§ Texte:
Dossier : 2004-2459(IT)I

ENTRE :

DUSHYANTHINI RAMESHA,

appelante,

et

SA MAJESTÉ LA REINE,

intimée.

[TRADUCTION FRANÇAISE OFFICIELLE]

Représentant de l'appelante : Ramesha Bhaskaran

Représentant de l'intimée : Brendan Gluckman (étudiant en droit)

___________________________________________________________________

MOTIFS DU JUGEMENT

(Rendus oralement à l'audience

à Toronto (Ontario) le 2 juin 2005)

Le juge Bowie

[1]      Ces appels concernent les nouvelles cotisations d'impôt sur le revenu de l'appelante visant les années d'imposition 1998 et 1999. L'appelante soulève plusieurs questions.

[2]      Premièrement, durant les années entre 1988 et 1997, l'appelante et son mari possédaient en copropriété une maison sise sur l'avenue Keith à Toronto. Ils y ont vécu jusqu'en janvier 1998, puis ils ont déménagé dans une autre maison appartenant au mari de l'appelante, maison qui avait été louée mais qui était devenue vacante vers la fin de 1997. Ils ont vendu la maison de l'avenue Keith en établissant une convention d'achat et de vente le 17 novembre 1997. La vente devait être conclue le 31 mars 1998 et, effectivement, elle l'a été. L'appelante et son mari ont alors loué la maison à une personne qui l'a habitée durant les mois de février et mars 1998. L'appelante déclare une perte de 13 755,49 $ résultant de la vente de cette maison, qu'elle souhaite déduire dans le calcul de son revenu de 1998. Son mari demande probablement une déduction semblable au titre de la même perte puisqu'il était aussi propriétaire à 50 %.

[3]      Deuxièmement, l'appelante demande pour l'année d'imposition 1998, relativement à son mari, un crédit d'impôt non remboursable en vertu de l'alinéa 118(1)a) de la Loi de l'impôt sur le revenu.Le ministre du Revenu national (le ministre) a établi pour le mari une cotisation en fonction de son revenu net pour cette année-là, qui dépassait 74 000 $. Cela voudrait dire, bien sûr, que Mme Ramesha ne pouvait demander un crédit d'impôt pour conjoint à charge. Son mari a déposé un avis d'opposition à l'égard de cette nouvelle cotisation. Sur cette opposition, toutefois, le ministre ne s'est pas encore prononcé.

[4]      Troisièmement, l'appelante a soutenu devant moi qu'elle avait le droit de déduire de son revenu de 1998 des pertes d'autres années, ce que le ministre n'a pas reconnu.

[5]      Enfin, concernant l'année d'imposition 1999, l'appelante soutient qu'elle a subi une perte de 24 702,62 $ cette année-là relativement à un immeuble locatif sis sur l'avenue Blackthorn. Le ministre a refusé la déduction de 19 703 $ au titre de cette perte, lui permettant toutefois de déduire le montant restant de 5 000 $ de ses autres revenus en application de l'article 3 de la Loi. L'appelante prétend toujours qu'elle a le droit de déduire le montant intégral de la perte. Je vais maintenant aborder dans l'ordre chacune de ces questions.

§ Consignes:
1: Les affirmations suivantes sont-elles conformes au jugement ? Répondez par oui ou par non et citez les mots décisifs du jugement. (a) L'appelante et son mari ont vécu dans la maison de l'avenue Keith jusqu'en janvier 1998. (b) Le ministre s'est déjà prononcé sur l'avis d'opposition déposé par le mari. (c) La vente de la maison de l'avenue Keith a bien été conclue le 31 mars 1998.
2: Recopiez sans rien changer le passage du jugement qui va de « Représentant de l'intimée » à « soulève plusieurs questions. ».

§ Données:
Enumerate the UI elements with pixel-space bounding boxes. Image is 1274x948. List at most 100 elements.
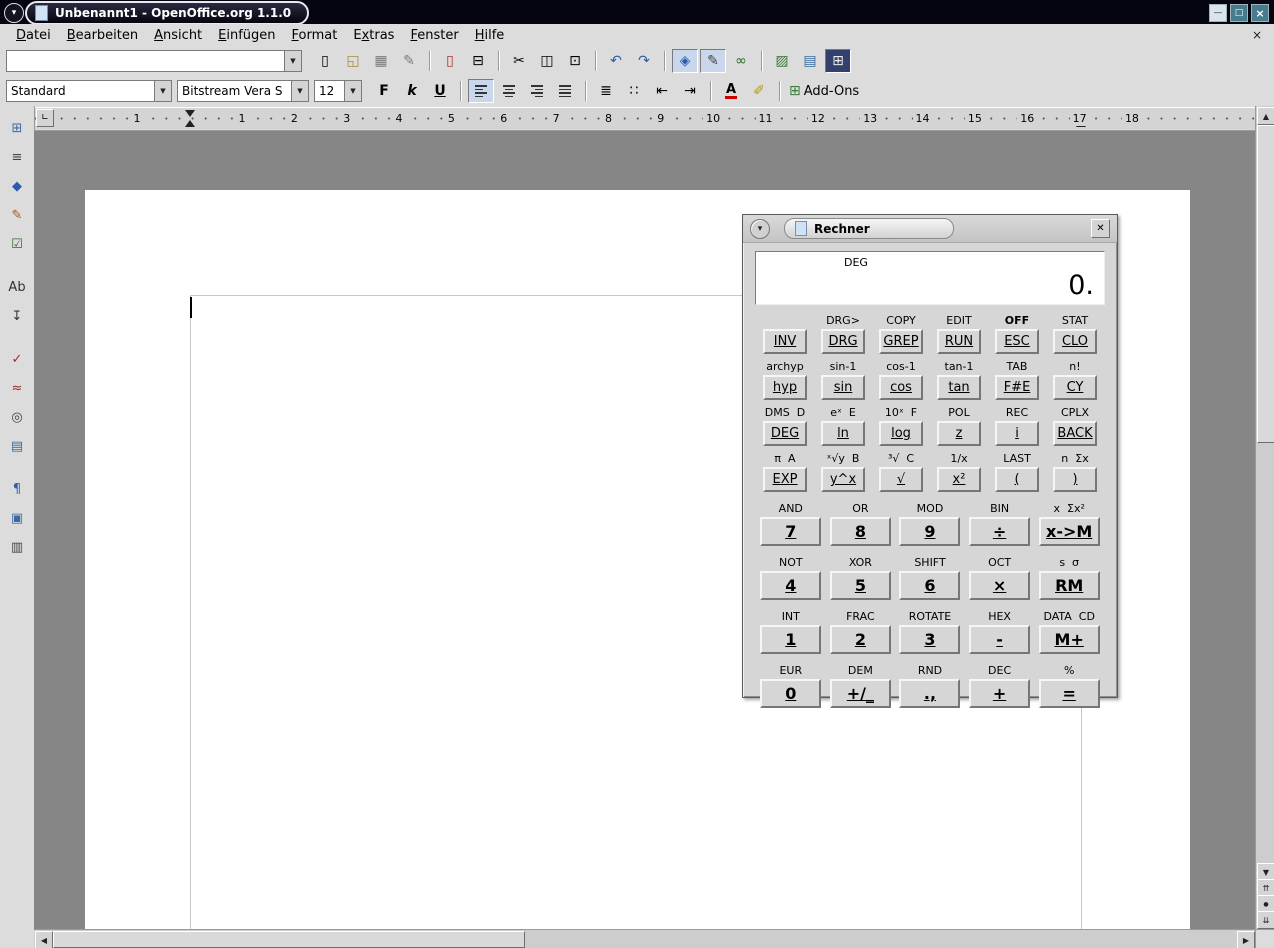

§ Corrigé:
1:
(a) Oui : « Ils y ont vécu jusqu'en janvier 1998 ».
(b) Non : « Sur cette opposition, toutefois, le ministre ne s'est pas encore prononcé. »
(c) Oui : « La vente devait être conclue le 31 mars 1998 et, effectivement, elle l'a été. »

2:
Représentant de l'intimée : Brendan Gluckman (étudiant en droit)

___________________________________________________________________

MOTIFS DU JUGEMENT

(Rendus oralement à l'audience

à Toronto (Ontario) le 2 juin 2005)

Le juge Bowie

[1]      Ces appels concernent les nouvelles cotisations d'impôt sur le revenu de l'appelante visant les années d'imposition 1998 et 1999. L'appelante soulève plusieurs questions.